Inheritance Tax: The Bullet That Bears Your Name

The recent increase in the Inheritance Tax nil band from £285,000 to £300,000 [for 2009/2010 now £325,000 Ed] has again failed to keep pace with house price inflation and leaves an increasing number of dentists in a new tax net. Harry winter, tax partner at Dental Business Solutions an a member of the Association of Specialist providers to Dentists, explains the problem.

ASPD members offer professional, objective and practical advice and services, based on experience within the industry, to dental practices and other businesses within the dental sector. ASPD members include solicitors, accountants, banks, financial advisers, valuers and sales agencies, insurance brokers and leasing and finance companies.

It is now well known that Inheritance Tax, the grandson and heir to the old Estate Duty, no longer remains within the province of those who have substantial landed estates and vast personal wealth. Inheritance Tax is principally a charge to tax on the value of estates at the time of the owners death (it can also in certain circumstances be charged on lifetime transfers). In some ways therefore it is the ultimate stealth tax since, in the absence of having devised a means of actually taking it all with him, the taxpayer himself cannot have any personal interest. Nevertheless it can be extremely frustrating to know that the fruit of a lifetime’s endeavour is going to be subject to another 40% swipe from the Treasury particularly where, in the course of being put together, the estate has already been subject to Income Tax, Capital Gains Tax, VAT, National Insurance Contributions, Stamp Duty.

Careful tax planning can mitigate or even extinguish altogether a potential liability to Inheritance Tax. The problem for the middle classes however is that in most cases much of the estate will be tied up in the value of the family home. The tax itself does not begin to bite until the so-called “nil band” has been exceeded [currently this stands at £325,000 – 2009/2010] but of course many homes will easily exceed this value even before the rest of the estate is considered. This is of course not entirely bad since one might rather have a home worth £600,000 and pay tax of £120,000 rather than have a home worth £300,000 and pay no tax at all. The problem with the first case however is that notwithstanding the option to pay by instalments it may be necessary to sell the home to pay the tax, so that in the event the heirs may not inherit a home at all. And since government policy is not to increase the Inheritance Tax nil band in line with house price inflation the problem is likely to get worse before it gets much worse.

◇ ◇ ◇ ◇

■ Tasks and exercises ■
1. List the taxes that the inheritance tax article says an estate has already been subject to while being put together.
2. State whether each statement agrees with the inheritance tax article, answering yes or no and quoting the words that decide it: (a) Inheritance Tax can sometimes be charged on lifetime transfers. (b) Government policy is to raise the nil band in line with house price inflation. (c) Inheritance Tax descends from the old Estate Duty.
3. In the inheritance tax article, what percentage does the Treasury take from an estate?
Answer using only the inheritance tax article.

■ Entries shown ■
◇ ◇ ◇ ◇

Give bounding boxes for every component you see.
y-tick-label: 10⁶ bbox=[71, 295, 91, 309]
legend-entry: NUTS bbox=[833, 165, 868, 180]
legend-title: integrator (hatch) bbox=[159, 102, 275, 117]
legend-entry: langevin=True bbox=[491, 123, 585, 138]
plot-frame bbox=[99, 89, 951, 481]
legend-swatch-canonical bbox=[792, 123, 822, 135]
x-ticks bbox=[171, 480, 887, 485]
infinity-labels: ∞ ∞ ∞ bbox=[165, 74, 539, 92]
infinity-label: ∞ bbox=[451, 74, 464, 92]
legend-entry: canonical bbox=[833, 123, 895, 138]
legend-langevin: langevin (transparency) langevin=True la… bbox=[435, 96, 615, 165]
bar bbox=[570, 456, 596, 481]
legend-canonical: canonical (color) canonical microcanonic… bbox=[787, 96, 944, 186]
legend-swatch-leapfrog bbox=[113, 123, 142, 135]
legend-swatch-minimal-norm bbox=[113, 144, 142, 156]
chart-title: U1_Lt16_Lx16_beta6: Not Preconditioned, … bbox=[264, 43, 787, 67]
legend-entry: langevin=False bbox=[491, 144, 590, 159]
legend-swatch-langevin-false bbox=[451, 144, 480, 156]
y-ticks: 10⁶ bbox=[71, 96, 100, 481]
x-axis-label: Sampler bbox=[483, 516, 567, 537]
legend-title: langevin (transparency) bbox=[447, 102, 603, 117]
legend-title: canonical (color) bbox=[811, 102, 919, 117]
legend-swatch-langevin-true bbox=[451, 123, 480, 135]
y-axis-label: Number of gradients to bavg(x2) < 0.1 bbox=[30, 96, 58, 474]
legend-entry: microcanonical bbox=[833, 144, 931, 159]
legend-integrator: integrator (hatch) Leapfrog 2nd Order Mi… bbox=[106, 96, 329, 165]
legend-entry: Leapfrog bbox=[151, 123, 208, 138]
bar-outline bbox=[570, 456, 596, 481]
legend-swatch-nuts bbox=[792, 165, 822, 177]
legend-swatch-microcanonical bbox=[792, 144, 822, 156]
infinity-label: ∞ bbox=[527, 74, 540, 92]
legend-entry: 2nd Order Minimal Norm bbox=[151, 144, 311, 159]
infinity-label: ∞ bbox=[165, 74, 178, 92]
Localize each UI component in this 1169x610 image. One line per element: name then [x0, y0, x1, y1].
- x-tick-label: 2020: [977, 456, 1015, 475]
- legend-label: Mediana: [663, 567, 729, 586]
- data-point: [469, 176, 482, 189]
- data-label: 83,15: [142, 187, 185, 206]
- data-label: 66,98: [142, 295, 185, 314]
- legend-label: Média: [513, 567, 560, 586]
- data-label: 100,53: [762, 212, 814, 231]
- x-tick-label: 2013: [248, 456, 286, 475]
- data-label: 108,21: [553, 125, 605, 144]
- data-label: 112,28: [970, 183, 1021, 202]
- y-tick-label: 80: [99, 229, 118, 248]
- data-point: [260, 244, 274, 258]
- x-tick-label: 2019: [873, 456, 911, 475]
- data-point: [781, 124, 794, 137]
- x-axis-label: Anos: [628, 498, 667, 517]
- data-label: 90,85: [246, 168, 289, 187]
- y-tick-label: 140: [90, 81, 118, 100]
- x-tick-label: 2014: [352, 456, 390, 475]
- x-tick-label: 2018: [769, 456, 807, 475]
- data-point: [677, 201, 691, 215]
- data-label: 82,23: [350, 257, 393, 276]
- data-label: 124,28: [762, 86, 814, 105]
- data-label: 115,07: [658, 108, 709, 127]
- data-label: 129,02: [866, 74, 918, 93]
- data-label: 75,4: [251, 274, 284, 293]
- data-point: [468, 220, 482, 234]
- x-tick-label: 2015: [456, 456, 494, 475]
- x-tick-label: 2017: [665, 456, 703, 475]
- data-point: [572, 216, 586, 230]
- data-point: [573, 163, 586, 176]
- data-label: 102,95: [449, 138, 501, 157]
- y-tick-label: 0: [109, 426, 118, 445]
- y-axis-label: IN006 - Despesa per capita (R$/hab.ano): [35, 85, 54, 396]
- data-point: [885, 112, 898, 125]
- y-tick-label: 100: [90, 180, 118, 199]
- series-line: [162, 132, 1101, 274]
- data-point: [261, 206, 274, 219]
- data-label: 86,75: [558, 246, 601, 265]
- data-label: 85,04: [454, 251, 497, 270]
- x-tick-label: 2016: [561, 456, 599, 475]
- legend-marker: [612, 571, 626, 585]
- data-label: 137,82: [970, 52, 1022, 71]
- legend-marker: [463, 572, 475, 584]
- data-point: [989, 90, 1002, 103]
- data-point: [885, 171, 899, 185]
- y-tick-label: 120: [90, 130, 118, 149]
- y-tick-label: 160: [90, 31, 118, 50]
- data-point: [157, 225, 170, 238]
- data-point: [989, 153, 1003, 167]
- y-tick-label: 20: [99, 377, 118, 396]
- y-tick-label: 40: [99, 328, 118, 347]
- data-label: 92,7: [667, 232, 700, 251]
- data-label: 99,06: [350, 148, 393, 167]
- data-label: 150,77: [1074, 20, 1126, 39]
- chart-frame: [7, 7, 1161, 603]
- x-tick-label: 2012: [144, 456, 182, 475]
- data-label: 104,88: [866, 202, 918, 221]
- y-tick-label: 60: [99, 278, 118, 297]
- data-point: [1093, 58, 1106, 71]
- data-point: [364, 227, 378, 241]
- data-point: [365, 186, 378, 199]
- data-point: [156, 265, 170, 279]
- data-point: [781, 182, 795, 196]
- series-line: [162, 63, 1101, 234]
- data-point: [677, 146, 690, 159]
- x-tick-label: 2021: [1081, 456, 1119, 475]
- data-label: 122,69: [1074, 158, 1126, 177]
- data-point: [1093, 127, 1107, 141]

◇ ◇ ◇ ◇

■ The answers ■
1. Income Tax, Capital Gains Tax, VAT, National Insurance Contributions, Stamp Duty

2.
(a) Yes: "it can also in certain circumstances be charged on lifetime transfers"
(b) No: "government policy is not to increase the Inheritance Tax nil band in line with house price inflation"
(c) Yes: "the grandson and heir to the old Estate Duty"

3. 40%